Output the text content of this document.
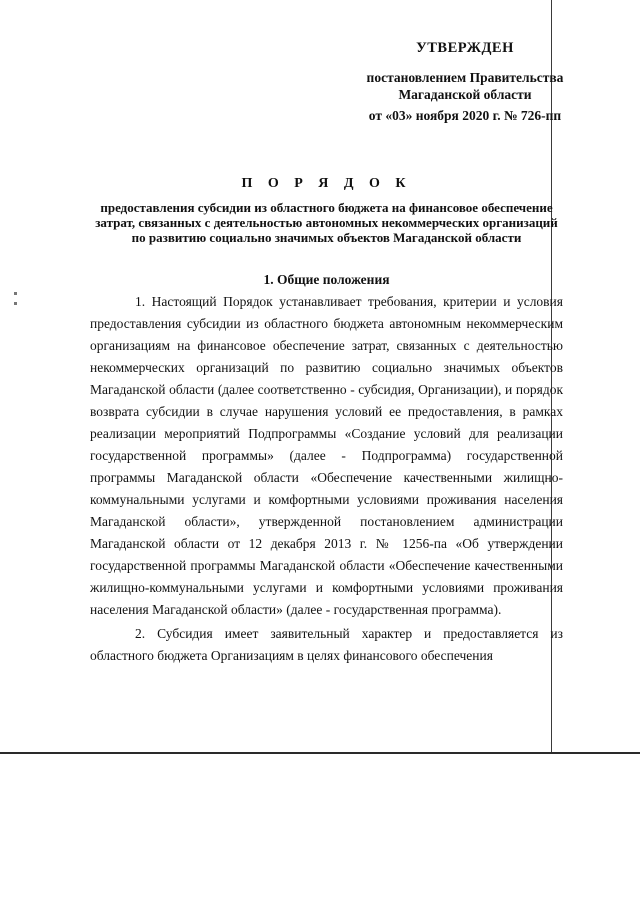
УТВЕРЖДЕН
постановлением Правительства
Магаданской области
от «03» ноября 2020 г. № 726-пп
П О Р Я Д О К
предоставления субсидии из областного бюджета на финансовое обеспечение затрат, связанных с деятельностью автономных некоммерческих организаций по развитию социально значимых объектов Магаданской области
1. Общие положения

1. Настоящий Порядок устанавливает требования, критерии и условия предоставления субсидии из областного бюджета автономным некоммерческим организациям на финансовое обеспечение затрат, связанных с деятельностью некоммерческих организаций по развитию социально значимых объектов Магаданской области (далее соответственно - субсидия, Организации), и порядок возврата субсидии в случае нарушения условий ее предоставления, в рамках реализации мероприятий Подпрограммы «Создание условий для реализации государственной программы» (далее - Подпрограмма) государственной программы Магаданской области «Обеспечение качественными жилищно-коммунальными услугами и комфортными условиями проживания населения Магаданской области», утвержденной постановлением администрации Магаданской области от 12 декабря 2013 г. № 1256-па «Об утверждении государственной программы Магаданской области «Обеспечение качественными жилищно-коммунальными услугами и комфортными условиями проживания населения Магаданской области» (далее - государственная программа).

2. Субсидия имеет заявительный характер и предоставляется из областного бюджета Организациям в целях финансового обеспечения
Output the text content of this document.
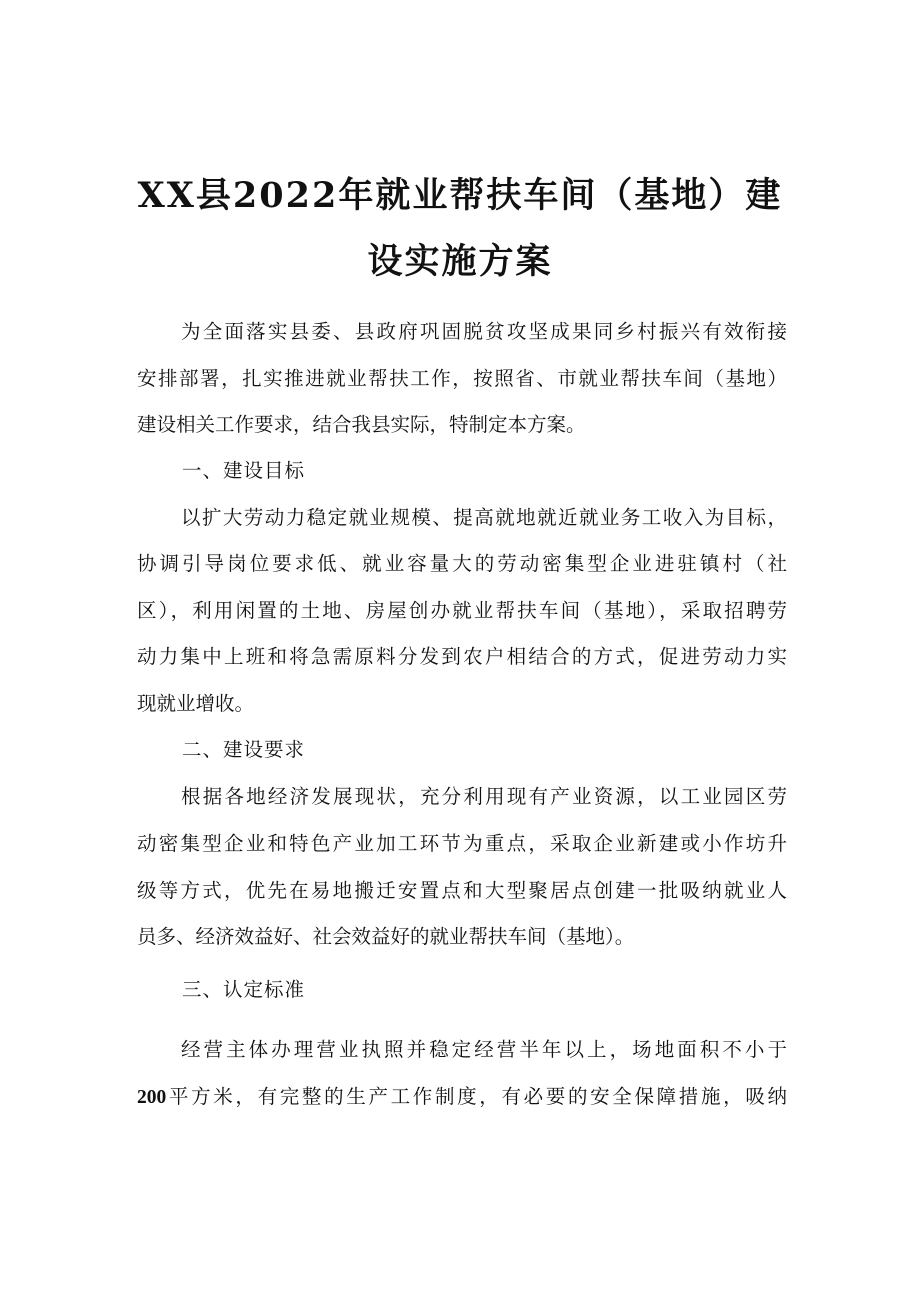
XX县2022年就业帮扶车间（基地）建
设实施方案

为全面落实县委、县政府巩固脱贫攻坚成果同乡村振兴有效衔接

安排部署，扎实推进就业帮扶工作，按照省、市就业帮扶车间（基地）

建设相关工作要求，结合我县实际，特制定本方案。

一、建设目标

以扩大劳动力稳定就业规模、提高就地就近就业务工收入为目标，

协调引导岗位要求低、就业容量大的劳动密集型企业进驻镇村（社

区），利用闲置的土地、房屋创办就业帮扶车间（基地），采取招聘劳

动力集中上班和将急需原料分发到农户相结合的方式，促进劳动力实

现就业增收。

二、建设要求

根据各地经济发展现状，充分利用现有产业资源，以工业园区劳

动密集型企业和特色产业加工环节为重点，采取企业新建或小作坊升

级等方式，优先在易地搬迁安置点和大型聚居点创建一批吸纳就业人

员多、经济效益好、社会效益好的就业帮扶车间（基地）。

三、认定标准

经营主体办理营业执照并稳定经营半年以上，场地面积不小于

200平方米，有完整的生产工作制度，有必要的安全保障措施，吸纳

══════════════════════════════

■ BRIEF:
Print every entry exactly as written, without the pictures.

■ RESULT BELOW:
Output the text content of this document.
УТВЕРЖДЕН
постановлением Правительства
Магаданской области
от «03» ноября 2020 г. № 726-пп
П О Р Я Д О К
предоставления субсидии из областного бюджета на финансовое обеспечение затрат, связанных с деятельностью автономных некоммерческих организаций по развитию социально значимых объектов Магаданской области
1. Общие положения

1. Настоящий Порядок устанавливает требования, критерии и условия предоставления субсидии из областного бюджета автономным некоммерческим организациям на финансовое обеспечение затрат, связанных с деятельностью некоммерческих организаций по развитию социально значимых объектов Магаданской области (далее соответственно - субсидия, Организации), и порядок возврата субсидии в случае нарушения условий ее предоставления, в рамках реализации мероприятий Подпрограммы «Создание условий для реализации государственной программы» (далее - Подпрограмма) государственной программы Магаданской области «Обеспечение качественными жилищно-коммунальными услугами и комфортными условиями проживания населения Магаданской области», утвержденной постановлением администрации Магаданской области от 12 декабря 2013 г. № 1256-па «Об утверждении государственной программы Магаданской области «Обеспечение качественными жилищно-коммунальными услугами и комфортными условиями проживания населения Магаданской области» (далее - государственная программа).

2. Субсидия имеет заявительный характер и предоставляется из областного бюджета Организациям в целях финансового обеспечения
Output the text content of this document.
XX县2022年就业帮扶车间（基地）建
设实施方案

为全面落实县委、县政府巩固脱贫攻坚成果同乡村振兴有效衔接

安排部署，扎实推进就业帮扶工作，按照省、市就业帮扶车间（基地）

建设相关工作要求，结合我县实际，特制定本方案。

一、建设目标

以扩大劳动力稳定就业规模、提高就地就近就业务工收入为目标，

协调引导岗位要求低、就业容量大的劳动密集型企业进驻镇村（社

区），利用闲置的土地、房屋创办就业帮扶车间（基地），采取招聘劳

动力集中上班和将急需原料分发到农户相结合的方式，促进劳动力实

现就业增收。

二、建设要求

根据各地经济发展现状，充分利用现有产业资源，以工业园区劳

动密集型企业和特色产业加工环节为重点，采取企业新建或小作坊升

级等方式，优先在易地搬迁安置点和大型聚居点创建一批吸纳就业人

员多、经济效益好、社会效益好的就业帮扶车间（基地）。

三、认定标准

经营主体办理营业执照并稳定经营半年以上，场地面积不小于

200平方米，有完整的生产工作制度，有必要的安全保障措施，吸纳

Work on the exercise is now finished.